## Short task:
Wherever the string "watermark" occurs in a line of these records, report that line.
------------
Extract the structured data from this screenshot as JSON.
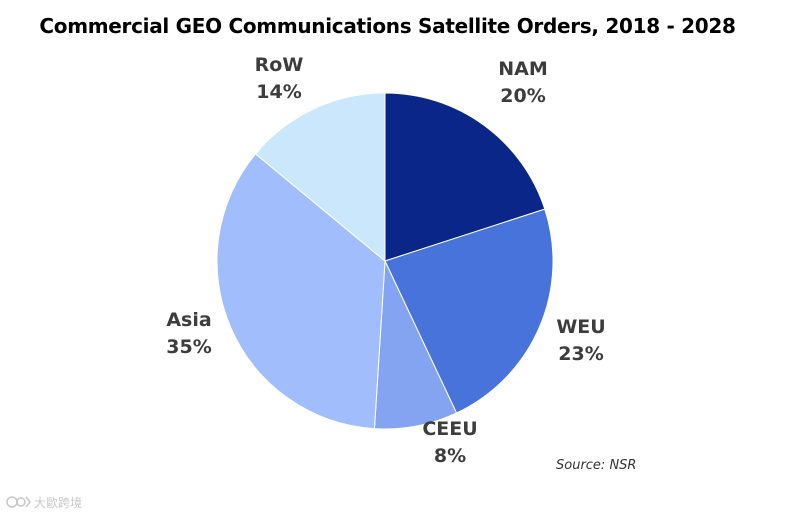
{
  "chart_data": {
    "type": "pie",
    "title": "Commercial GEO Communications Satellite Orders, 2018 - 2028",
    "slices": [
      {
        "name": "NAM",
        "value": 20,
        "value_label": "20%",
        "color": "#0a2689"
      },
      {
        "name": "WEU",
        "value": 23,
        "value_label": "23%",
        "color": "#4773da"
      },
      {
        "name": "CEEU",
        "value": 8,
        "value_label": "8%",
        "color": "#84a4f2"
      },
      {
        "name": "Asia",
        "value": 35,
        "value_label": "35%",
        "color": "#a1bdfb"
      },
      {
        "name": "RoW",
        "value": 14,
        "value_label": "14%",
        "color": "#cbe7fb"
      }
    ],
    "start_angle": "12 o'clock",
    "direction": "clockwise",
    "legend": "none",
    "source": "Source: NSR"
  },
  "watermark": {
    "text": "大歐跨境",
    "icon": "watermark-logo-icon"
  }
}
------------
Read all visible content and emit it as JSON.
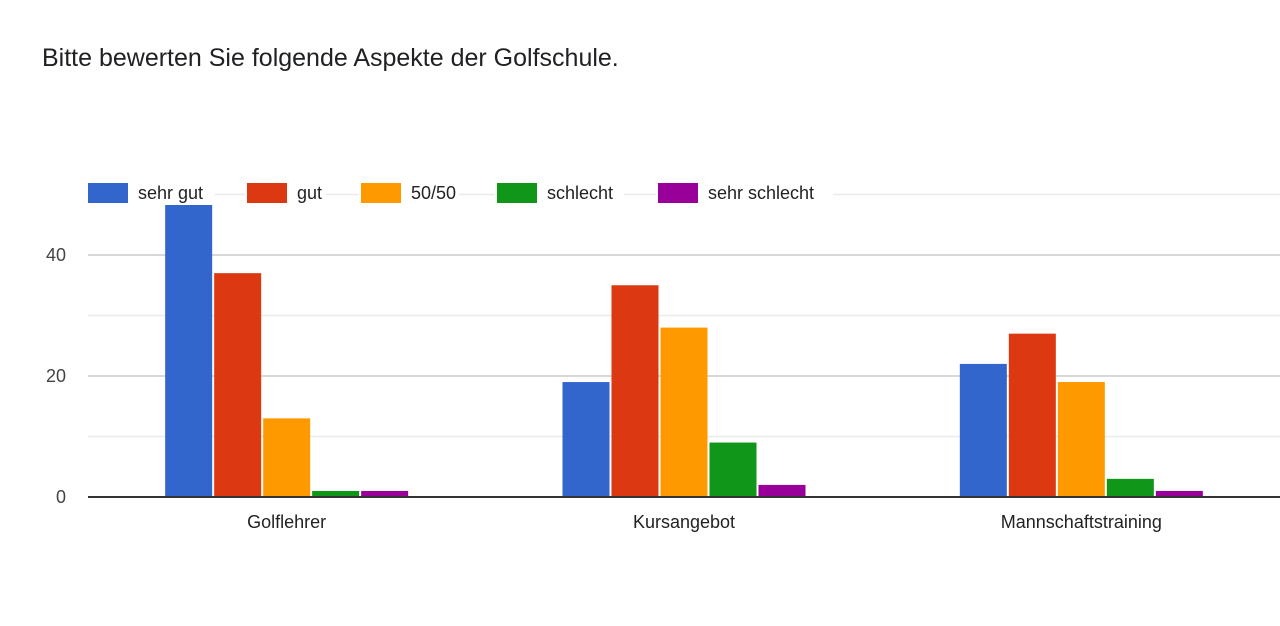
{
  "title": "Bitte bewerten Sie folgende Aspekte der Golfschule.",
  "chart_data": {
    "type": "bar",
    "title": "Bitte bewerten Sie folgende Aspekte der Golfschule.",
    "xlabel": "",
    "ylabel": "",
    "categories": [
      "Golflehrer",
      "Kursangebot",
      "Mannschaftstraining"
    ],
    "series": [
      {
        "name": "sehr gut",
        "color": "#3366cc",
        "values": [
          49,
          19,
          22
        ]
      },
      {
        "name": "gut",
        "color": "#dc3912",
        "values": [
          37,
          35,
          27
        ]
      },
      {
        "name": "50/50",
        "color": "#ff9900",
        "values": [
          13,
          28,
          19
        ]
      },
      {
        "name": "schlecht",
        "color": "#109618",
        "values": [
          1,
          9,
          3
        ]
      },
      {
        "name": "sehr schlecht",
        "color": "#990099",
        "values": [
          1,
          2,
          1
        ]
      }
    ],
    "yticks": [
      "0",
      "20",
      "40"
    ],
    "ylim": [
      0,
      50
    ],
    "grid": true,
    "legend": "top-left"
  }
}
------------
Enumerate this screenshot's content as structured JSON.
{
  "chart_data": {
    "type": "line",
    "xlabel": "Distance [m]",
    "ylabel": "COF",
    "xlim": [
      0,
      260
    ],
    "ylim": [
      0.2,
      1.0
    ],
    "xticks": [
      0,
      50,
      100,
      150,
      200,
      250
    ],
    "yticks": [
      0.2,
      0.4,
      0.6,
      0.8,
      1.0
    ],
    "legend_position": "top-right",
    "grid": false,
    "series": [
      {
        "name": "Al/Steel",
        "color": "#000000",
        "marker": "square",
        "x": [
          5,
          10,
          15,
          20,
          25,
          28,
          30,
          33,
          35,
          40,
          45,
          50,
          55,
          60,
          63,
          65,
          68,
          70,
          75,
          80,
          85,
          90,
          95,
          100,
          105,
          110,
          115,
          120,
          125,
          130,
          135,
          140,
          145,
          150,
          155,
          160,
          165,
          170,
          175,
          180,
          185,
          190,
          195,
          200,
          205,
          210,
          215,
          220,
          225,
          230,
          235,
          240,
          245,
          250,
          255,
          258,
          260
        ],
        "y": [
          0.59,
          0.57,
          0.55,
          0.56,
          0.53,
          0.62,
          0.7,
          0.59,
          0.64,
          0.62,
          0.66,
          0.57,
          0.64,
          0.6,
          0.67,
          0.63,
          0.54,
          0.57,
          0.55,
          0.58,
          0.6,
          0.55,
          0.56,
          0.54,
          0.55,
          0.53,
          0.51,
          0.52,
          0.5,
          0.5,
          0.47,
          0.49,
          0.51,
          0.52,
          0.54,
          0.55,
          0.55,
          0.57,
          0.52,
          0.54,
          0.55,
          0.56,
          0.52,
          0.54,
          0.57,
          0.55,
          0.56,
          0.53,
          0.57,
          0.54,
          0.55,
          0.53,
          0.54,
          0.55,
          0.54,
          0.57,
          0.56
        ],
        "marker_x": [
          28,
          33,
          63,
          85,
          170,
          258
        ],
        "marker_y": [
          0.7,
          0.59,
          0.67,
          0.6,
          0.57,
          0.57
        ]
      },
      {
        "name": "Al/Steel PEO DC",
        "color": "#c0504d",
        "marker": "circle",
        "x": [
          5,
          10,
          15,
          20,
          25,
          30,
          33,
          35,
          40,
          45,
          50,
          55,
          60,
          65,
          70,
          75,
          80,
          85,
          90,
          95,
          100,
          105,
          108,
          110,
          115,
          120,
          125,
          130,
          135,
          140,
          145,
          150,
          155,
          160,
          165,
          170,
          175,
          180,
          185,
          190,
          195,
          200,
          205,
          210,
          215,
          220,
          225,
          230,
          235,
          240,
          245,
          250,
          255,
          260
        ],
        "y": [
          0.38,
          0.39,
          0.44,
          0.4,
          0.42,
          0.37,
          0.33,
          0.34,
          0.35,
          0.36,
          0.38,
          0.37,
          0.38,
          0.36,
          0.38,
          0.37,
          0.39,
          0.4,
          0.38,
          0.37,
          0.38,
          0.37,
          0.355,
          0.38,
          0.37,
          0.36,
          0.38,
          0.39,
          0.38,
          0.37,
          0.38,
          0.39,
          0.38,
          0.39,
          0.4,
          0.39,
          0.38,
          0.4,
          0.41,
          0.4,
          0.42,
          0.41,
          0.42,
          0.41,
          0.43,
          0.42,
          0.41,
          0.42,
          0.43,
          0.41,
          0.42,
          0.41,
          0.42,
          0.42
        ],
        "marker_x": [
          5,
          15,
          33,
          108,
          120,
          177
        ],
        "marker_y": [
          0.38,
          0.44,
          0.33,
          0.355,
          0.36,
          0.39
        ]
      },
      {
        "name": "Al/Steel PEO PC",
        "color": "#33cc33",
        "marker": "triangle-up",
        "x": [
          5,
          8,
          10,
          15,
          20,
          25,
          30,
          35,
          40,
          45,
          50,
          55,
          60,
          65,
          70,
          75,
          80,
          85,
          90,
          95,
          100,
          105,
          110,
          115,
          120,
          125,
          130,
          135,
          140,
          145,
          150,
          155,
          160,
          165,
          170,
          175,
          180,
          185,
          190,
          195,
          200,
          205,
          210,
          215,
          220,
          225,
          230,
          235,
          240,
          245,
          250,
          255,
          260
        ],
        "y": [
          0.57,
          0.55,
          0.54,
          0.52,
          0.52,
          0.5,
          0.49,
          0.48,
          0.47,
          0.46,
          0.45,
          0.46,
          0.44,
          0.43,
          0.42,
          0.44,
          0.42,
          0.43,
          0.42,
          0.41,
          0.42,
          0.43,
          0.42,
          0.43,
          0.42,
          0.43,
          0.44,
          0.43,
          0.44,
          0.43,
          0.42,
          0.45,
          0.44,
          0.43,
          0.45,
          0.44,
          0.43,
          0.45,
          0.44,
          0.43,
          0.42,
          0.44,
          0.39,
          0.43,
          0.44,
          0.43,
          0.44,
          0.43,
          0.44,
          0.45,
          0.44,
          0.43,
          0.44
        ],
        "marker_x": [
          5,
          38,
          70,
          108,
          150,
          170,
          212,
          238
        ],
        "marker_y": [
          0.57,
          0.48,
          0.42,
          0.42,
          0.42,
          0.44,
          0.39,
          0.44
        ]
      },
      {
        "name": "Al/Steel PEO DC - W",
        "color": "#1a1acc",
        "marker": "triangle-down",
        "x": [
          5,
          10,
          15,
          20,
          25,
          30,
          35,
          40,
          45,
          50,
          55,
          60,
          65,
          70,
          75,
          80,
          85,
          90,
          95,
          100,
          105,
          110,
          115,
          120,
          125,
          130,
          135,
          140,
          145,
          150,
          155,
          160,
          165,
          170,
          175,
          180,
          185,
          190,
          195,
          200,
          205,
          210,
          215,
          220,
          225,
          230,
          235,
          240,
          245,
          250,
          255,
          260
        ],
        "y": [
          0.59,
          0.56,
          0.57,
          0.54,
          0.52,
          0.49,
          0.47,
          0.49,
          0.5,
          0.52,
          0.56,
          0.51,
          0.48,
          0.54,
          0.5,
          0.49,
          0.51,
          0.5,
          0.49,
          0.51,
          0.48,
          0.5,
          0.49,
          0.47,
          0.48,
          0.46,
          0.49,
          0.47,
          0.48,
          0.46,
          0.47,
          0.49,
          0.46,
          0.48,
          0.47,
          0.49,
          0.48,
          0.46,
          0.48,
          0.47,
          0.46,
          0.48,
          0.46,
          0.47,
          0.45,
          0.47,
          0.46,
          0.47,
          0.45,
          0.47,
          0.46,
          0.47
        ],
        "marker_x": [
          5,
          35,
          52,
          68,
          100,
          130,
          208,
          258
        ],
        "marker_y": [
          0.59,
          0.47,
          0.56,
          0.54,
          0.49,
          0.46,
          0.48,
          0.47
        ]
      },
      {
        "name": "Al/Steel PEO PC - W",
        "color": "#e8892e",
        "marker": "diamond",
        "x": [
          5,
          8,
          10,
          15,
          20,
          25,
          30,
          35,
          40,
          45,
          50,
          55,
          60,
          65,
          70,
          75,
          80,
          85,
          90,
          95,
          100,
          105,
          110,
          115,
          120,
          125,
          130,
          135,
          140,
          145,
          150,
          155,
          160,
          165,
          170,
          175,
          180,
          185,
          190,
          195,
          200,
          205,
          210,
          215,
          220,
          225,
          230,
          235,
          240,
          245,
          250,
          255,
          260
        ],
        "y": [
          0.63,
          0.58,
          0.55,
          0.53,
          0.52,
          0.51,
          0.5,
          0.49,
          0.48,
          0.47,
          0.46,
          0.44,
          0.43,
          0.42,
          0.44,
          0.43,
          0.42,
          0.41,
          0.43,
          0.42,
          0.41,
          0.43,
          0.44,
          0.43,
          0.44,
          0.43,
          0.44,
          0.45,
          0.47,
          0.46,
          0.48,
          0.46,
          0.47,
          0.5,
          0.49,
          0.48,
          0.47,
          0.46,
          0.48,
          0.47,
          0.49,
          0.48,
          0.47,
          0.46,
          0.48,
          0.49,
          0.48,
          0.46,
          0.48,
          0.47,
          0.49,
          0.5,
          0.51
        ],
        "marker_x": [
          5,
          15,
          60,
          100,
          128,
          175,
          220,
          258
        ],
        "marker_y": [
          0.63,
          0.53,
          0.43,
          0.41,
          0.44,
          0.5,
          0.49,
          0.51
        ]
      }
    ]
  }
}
------------
## The response:
  "watermark": {
    "icon": "watermark-logo-icon"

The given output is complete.